• **WHAT THE TASK REQUIRES**:
State the number of lines in these records that include the word "content", and add nothing to it.
********************
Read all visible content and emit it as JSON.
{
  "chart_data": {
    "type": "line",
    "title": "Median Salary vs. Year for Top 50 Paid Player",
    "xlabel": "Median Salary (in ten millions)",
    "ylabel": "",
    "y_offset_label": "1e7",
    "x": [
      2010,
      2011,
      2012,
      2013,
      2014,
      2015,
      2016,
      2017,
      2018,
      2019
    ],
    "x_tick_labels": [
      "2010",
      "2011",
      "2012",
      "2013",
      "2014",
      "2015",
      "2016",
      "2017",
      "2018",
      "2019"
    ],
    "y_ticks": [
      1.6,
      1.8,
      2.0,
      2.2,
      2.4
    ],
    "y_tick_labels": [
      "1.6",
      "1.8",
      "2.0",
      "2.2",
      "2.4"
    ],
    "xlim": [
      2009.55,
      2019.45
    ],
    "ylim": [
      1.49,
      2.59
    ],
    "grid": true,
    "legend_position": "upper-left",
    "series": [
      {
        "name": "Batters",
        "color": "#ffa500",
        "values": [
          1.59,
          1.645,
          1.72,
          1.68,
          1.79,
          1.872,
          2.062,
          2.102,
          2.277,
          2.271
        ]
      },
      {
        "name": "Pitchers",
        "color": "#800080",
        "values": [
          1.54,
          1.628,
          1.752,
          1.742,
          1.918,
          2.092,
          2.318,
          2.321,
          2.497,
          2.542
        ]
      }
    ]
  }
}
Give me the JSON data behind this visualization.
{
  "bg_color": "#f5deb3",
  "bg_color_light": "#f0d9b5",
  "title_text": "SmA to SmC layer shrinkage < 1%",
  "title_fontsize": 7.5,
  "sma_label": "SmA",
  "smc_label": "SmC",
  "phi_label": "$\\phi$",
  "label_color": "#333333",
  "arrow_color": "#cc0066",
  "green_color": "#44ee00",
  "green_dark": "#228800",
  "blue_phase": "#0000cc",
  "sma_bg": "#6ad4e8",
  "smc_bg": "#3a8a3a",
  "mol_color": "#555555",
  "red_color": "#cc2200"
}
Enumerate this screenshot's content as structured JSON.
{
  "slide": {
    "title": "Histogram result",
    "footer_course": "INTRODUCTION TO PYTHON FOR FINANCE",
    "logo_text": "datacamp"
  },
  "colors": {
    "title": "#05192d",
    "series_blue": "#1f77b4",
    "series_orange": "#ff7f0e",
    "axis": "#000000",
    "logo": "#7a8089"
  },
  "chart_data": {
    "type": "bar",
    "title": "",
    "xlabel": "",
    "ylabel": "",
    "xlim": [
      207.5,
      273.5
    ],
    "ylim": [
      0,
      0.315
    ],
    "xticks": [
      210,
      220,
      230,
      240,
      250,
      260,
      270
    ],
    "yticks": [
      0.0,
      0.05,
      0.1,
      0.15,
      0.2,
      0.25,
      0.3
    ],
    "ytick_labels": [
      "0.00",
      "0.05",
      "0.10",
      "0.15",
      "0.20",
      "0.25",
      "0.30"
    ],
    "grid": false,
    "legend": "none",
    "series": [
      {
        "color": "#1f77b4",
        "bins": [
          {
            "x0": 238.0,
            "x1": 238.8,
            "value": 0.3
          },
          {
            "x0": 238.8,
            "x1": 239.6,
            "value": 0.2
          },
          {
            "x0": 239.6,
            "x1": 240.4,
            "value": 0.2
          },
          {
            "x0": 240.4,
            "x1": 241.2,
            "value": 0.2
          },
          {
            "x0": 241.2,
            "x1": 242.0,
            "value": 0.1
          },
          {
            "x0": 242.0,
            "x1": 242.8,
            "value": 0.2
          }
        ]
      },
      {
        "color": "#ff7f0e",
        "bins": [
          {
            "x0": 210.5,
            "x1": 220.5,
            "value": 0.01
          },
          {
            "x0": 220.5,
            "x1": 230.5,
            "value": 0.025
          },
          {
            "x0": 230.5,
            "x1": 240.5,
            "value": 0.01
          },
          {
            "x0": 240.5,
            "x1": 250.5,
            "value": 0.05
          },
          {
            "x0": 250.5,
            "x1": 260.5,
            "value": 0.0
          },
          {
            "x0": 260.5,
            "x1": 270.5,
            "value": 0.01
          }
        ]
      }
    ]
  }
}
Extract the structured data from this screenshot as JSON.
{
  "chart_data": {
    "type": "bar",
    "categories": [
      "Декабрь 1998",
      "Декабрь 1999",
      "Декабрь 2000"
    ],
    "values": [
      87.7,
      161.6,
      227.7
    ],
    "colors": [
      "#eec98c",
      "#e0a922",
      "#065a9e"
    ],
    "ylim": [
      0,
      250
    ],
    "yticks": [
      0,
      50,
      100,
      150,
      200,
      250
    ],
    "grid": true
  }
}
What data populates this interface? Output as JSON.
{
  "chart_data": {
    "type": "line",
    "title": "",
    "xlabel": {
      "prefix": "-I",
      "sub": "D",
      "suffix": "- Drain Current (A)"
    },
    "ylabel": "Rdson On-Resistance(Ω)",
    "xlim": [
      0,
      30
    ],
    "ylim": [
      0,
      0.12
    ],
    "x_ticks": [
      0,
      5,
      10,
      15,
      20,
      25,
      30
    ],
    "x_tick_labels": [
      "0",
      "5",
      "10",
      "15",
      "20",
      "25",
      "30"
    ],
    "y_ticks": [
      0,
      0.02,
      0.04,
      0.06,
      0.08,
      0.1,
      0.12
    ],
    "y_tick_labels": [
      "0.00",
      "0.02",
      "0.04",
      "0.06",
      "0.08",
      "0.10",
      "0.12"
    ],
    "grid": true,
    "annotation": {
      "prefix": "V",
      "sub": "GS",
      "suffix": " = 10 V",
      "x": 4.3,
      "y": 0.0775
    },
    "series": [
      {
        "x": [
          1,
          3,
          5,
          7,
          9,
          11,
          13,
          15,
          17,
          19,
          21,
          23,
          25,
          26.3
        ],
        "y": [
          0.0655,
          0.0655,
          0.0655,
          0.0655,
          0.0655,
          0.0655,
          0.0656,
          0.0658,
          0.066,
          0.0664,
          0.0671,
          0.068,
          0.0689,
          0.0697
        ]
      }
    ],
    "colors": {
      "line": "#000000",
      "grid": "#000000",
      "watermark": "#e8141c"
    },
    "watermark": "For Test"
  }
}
********************
• **EXPECTED ANSWER**:
2